▶ Problem requirements
Lift out all lines below that contain "marker".

▶

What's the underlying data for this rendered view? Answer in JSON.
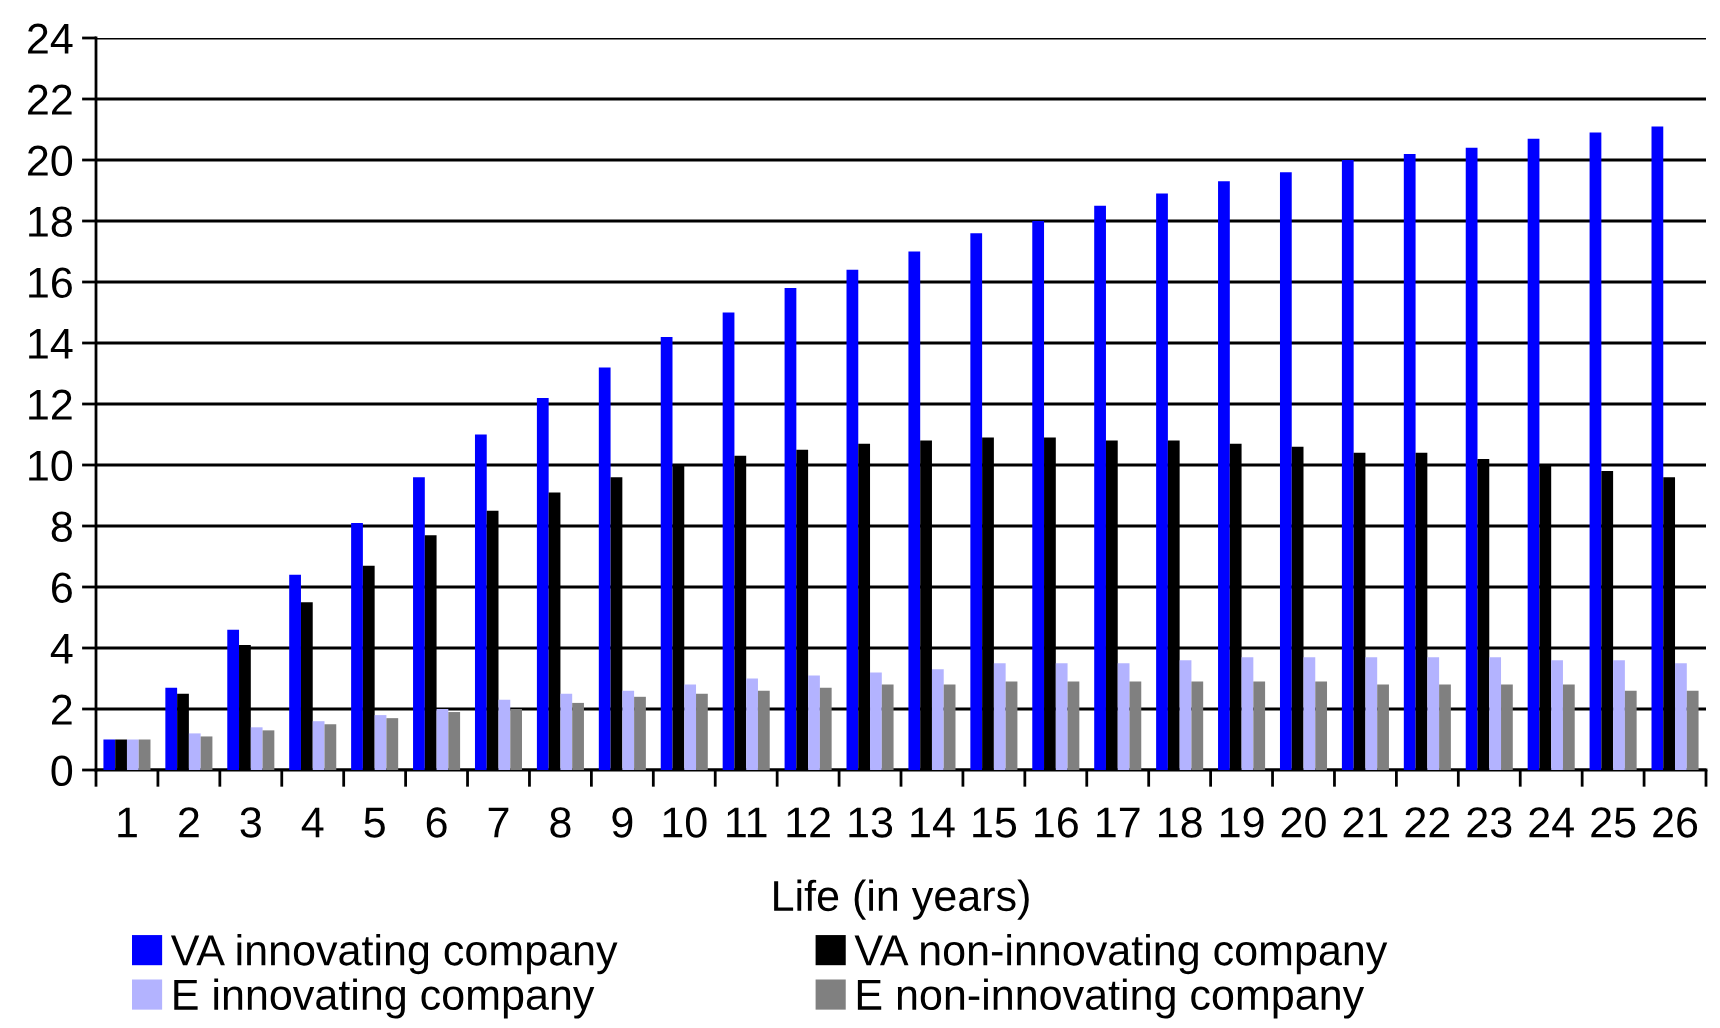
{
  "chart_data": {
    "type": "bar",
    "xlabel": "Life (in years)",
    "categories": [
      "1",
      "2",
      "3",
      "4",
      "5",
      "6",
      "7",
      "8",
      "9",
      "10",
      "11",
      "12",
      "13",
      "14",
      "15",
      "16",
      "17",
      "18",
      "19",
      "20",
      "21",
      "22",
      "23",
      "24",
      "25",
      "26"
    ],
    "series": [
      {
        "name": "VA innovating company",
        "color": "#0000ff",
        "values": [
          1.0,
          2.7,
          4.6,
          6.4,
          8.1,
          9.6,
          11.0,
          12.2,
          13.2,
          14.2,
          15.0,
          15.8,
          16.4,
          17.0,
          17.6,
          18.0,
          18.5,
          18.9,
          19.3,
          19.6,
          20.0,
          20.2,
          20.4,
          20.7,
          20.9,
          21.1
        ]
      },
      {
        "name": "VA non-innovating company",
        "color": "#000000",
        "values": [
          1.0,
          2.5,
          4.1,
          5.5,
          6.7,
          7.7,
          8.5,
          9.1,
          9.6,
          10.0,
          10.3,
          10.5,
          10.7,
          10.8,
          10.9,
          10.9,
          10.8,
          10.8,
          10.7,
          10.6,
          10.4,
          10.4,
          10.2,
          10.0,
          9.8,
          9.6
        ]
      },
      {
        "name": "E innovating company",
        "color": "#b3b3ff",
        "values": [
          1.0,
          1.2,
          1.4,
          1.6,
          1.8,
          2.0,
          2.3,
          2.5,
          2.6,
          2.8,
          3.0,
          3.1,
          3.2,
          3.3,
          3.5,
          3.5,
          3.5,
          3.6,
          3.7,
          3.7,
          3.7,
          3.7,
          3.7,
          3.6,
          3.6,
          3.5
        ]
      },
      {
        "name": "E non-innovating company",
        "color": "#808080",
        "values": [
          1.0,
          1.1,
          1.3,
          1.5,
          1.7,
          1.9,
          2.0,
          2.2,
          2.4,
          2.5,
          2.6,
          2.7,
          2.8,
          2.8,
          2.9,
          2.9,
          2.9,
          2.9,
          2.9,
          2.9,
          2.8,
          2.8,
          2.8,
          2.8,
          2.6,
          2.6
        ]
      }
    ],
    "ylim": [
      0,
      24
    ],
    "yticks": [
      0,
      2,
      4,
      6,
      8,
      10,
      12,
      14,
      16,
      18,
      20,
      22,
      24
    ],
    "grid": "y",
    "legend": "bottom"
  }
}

◀
▶

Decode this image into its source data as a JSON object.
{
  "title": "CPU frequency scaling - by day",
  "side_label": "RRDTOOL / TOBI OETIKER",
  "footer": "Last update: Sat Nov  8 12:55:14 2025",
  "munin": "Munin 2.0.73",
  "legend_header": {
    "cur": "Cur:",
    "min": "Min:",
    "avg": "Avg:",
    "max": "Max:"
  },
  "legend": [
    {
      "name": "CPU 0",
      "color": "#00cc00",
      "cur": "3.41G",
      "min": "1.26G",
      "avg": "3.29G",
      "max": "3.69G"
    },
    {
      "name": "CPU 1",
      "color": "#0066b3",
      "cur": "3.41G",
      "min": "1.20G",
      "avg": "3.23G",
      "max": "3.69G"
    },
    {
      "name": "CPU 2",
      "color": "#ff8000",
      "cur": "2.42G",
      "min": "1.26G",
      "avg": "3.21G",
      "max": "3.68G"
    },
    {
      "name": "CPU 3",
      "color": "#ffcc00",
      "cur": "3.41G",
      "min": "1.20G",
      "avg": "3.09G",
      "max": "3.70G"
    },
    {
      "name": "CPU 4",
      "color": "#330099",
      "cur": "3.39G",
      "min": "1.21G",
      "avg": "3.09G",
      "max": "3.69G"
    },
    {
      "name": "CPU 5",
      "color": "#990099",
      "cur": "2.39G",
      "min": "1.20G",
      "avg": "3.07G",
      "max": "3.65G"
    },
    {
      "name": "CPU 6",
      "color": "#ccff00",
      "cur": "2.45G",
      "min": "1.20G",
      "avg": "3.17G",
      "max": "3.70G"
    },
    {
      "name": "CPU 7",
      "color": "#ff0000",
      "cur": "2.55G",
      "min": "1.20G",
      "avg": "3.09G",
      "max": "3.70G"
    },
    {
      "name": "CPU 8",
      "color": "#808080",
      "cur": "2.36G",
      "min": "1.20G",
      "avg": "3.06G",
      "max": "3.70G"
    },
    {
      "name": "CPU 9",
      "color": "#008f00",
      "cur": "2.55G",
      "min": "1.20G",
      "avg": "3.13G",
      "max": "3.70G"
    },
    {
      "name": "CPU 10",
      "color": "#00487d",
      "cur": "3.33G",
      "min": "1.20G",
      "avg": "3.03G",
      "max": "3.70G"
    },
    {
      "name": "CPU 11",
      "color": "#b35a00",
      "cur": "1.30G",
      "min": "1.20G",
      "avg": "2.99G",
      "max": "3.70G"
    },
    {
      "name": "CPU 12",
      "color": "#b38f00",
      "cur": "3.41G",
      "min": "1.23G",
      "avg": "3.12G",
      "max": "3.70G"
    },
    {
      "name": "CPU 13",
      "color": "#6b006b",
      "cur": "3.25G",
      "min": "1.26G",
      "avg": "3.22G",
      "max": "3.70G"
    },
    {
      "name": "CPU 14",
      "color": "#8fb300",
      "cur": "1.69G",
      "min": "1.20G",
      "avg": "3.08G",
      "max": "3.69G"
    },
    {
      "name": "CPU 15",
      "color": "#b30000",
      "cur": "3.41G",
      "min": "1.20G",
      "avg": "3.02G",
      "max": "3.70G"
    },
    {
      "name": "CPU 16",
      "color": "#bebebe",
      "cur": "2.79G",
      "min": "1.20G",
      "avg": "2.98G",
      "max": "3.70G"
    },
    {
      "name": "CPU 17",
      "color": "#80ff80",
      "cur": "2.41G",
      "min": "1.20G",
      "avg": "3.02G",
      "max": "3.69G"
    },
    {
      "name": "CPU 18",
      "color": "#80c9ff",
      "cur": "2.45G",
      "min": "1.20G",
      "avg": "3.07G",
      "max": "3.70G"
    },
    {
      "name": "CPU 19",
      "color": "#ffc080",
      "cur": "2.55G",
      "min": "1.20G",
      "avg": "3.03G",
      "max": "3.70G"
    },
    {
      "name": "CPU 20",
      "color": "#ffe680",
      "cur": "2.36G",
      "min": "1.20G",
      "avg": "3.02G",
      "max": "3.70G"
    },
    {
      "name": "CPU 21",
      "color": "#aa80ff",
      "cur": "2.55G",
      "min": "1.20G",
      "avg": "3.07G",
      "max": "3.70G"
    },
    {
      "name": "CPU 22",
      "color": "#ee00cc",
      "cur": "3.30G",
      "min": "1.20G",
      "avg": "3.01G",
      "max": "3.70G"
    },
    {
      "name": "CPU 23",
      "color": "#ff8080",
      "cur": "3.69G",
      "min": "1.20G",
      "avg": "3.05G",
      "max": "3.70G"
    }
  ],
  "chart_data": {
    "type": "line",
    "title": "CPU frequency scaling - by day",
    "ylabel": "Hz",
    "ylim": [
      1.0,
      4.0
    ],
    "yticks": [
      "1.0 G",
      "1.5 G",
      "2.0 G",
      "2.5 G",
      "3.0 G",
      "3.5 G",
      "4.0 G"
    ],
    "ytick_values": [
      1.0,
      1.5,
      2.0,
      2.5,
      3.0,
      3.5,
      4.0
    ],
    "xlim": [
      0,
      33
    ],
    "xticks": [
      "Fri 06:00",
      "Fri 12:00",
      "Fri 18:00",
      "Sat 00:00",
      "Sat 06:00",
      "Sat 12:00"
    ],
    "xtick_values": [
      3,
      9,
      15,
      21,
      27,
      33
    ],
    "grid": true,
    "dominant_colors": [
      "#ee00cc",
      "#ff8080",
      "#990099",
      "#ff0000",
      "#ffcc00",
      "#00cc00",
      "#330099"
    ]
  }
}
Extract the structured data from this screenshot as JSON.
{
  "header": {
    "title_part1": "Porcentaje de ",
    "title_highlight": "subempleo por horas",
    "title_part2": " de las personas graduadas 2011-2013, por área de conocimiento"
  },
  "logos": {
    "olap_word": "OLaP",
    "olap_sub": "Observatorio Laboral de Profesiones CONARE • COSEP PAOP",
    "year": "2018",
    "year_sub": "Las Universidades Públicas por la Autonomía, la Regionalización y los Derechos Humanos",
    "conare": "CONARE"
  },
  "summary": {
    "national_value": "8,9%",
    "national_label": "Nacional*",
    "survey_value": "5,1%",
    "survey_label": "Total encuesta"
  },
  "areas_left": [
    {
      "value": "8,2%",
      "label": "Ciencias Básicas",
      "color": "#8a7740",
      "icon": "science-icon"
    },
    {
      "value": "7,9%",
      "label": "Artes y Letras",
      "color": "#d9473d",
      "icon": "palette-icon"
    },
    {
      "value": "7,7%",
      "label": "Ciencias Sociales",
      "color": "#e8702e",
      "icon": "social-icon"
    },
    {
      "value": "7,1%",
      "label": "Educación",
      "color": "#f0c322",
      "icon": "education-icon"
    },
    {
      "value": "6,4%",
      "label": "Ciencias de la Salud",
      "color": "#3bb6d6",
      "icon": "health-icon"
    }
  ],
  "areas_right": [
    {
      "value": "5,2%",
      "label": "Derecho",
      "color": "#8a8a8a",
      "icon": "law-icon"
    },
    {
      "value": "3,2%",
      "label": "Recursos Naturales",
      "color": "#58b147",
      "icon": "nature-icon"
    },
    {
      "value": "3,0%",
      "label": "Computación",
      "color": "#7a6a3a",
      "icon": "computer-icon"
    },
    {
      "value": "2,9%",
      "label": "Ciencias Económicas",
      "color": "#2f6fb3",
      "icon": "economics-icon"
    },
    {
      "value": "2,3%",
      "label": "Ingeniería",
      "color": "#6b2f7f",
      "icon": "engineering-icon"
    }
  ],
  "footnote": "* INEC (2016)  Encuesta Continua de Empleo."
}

◀
▶

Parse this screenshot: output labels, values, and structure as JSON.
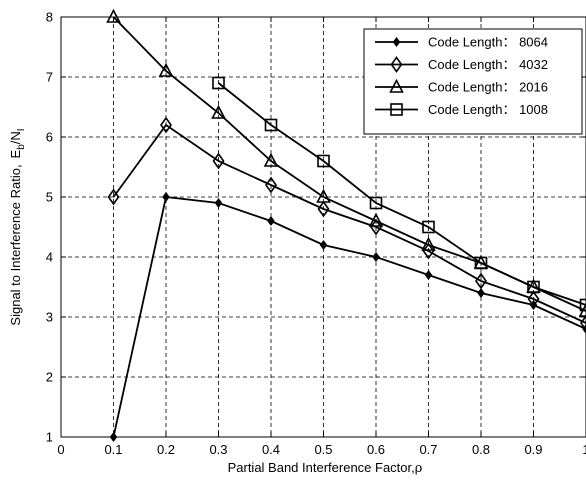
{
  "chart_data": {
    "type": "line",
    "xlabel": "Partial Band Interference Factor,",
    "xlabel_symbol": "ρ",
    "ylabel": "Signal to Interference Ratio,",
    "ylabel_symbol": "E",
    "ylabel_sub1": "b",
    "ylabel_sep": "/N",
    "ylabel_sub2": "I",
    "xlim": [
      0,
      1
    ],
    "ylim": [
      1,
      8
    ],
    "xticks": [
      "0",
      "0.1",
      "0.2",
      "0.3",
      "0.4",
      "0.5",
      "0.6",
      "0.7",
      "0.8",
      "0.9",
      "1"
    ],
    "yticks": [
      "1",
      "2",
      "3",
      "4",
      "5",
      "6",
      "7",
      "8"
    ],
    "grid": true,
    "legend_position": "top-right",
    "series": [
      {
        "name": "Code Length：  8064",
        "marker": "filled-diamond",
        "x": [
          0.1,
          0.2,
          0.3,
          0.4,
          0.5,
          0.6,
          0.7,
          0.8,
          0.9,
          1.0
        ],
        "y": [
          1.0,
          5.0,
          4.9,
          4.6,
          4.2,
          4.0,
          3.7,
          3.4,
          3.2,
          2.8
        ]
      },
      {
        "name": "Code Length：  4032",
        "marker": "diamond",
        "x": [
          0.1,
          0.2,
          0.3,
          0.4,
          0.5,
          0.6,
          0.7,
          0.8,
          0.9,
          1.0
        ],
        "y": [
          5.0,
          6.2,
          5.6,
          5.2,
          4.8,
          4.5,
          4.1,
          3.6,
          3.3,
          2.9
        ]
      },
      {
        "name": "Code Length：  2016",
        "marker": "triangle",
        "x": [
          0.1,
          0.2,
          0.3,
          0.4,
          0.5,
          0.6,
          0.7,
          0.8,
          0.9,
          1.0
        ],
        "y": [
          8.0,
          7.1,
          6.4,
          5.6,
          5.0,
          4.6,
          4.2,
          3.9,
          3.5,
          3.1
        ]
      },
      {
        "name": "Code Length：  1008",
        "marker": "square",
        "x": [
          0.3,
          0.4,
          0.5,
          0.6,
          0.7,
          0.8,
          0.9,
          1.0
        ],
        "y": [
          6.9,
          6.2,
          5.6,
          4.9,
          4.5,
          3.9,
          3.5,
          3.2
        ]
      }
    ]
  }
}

◀

▶ Task output
        "marker": "filled-diamond",
        "marker": "diamond",
        "marker": "triangle",
        "marker": "square",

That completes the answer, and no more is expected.